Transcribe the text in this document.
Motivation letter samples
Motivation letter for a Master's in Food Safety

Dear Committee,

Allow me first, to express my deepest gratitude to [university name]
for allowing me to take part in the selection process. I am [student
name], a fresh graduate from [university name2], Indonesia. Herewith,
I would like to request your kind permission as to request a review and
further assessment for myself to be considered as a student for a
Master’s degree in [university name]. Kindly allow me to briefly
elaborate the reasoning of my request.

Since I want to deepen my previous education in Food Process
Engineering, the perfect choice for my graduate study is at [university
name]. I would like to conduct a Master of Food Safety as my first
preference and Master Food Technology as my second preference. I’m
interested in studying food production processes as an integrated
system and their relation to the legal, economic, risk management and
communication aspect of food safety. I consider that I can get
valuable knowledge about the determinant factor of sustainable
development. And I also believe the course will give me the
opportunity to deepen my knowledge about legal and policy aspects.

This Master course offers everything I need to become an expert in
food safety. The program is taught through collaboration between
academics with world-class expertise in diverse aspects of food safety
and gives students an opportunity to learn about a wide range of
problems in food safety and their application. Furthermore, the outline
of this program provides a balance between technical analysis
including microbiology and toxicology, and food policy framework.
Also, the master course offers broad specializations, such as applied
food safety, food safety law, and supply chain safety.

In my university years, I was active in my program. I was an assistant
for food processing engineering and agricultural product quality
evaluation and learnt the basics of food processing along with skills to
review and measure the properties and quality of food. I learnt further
========================================
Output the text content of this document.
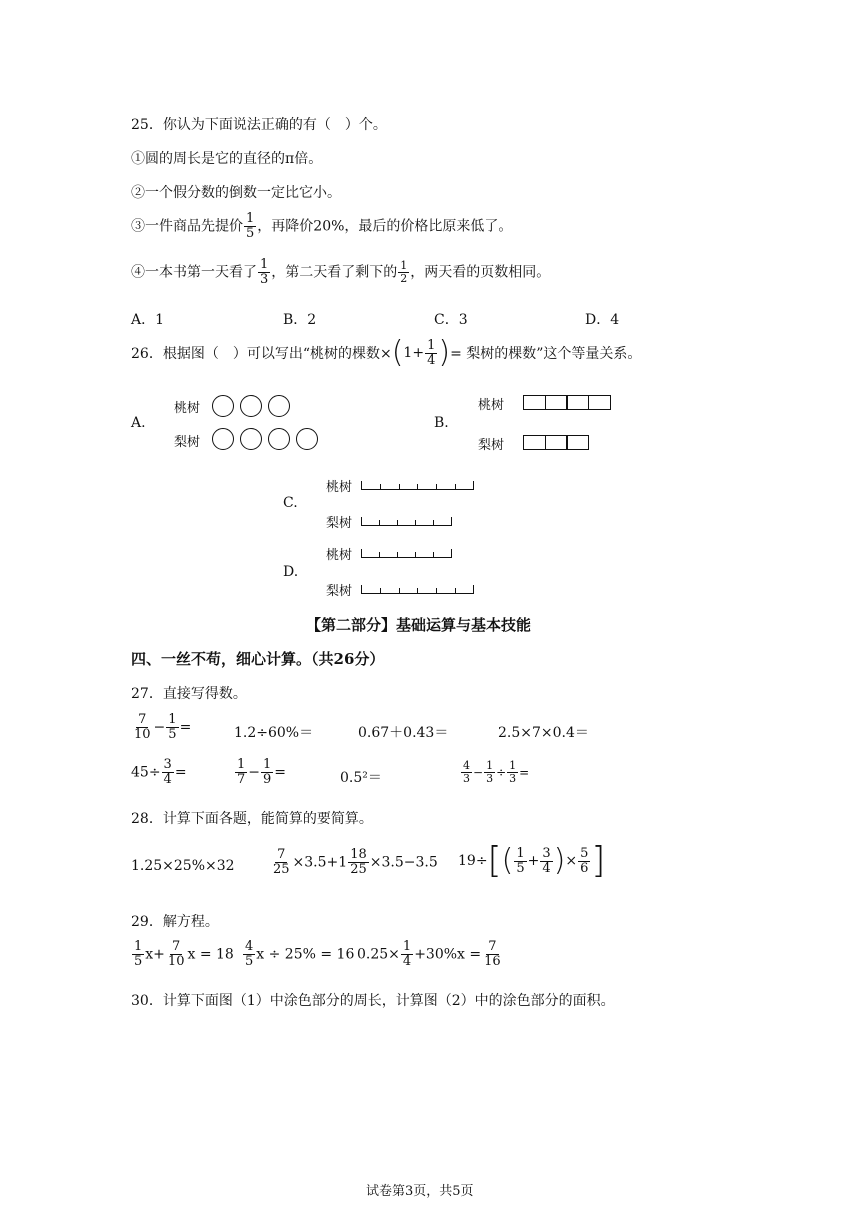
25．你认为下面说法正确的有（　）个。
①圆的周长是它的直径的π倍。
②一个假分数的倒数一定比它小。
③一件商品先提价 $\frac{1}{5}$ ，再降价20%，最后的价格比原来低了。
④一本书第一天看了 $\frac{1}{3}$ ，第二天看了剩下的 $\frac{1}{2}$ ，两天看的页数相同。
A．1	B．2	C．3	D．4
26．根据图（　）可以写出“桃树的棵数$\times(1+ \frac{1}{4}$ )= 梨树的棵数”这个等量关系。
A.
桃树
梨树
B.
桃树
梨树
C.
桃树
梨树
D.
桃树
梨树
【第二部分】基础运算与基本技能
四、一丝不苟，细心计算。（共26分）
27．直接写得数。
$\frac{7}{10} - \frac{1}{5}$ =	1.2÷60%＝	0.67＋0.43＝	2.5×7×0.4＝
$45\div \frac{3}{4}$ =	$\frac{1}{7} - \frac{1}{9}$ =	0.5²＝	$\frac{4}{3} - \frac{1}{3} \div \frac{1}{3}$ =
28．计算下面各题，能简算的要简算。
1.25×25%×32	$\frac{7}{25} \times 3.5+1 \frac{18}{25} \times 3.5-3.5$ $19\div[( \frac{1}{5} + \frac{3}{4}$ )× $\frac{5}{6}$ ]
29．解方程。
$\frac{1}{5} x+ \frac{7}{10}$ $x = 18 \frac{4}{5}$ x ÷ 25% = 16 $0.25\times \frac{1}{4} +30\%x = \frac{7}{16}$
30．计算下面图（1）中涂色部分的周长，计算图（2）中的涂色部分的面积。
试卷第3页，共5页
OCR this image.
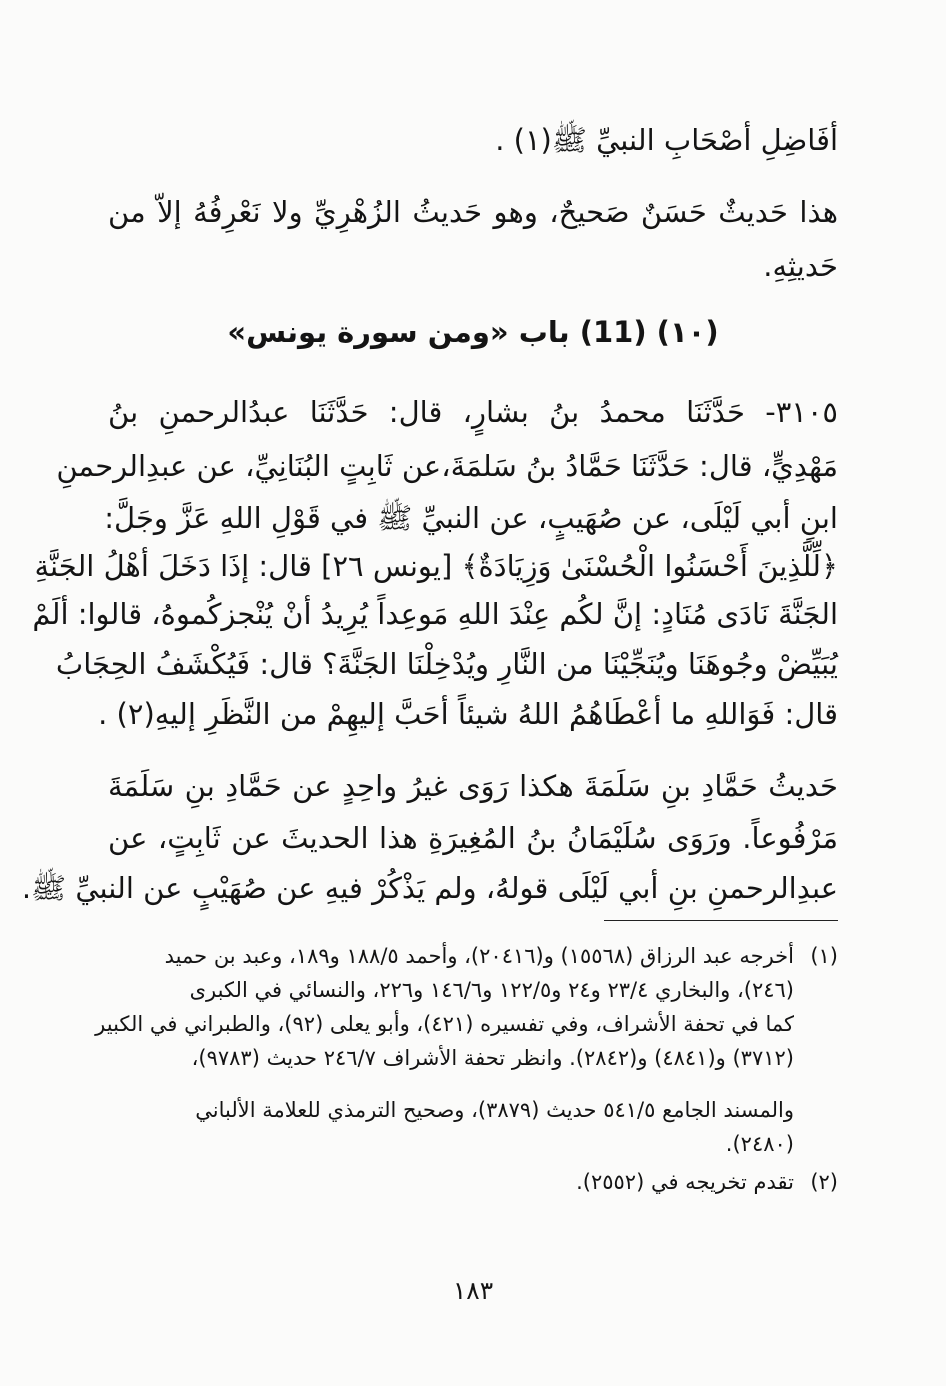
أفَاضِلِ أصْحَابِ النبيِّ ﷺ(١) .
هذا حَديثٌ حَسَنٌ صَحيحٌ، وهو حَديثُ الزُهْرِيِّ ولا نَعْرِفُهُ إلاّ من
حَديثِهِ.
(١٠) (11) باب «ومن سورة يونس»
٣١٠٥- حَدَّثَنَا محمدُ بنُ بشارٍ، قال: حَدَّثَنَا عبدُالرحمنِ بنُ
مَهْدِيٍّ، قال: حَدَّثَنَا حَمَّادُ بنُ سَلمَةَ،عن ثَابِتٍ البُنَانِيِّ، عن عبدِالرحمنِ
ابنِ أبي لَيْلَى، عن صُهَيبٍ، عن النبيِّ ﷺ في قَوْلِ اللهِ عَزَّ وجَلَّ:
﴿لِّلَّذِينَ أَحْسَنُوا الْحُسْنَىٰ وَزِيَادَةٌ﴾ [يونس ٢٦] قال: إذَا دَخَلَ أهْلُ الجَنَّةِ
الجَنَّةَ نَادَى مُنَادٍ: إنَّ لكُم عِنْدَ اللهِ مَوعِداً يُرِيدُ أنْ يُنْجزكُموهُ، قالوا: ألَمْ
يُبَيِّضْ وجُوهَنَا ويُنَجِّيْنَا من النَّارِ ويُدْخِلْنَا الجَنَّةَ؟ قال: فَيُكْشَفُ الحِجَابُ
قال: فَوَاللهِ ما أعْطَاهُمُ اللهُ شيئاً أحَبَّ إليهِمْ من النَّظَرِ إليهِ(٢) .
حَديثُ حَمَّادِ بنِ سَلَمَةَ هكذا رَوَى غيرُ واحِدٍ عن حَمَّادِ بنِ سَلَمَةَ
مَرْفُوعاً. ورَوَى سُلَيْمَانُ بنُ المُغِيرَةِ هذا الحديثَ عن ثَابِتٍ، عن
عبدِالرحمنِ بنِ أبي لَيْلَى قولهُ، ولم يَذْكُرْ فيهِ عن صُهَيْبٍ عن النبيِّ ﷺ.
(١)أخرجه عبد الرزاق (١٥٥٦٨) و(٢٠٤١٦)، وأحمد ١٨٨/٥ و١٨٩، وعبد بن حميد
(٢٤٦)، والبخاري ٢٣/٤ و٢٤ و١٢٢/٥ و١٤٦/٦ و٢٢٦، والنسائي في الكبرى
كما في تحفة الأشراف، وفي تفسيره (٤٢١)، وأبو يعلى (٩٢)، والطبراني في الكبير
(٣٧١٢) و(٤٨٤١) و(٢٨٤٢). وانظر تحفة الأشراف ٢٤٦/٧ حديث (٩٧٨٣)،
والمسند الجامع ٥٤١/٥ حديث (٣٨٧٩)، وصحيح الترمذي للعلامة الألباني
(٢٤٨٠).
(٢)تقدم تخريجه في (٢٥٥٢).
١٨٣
========================================
■ **Task directions**
Copy each line above that contains the word "name".

■ **Correct output**
Allow me first, to express my deepest gratitude to [university name]
name], a fresh graduate from [university name2], Indonesia. Herewith,
Master’s degree in [university name]. Kindly allow me to briefly
name]. I would like to conduct a Master of Food Safety as my first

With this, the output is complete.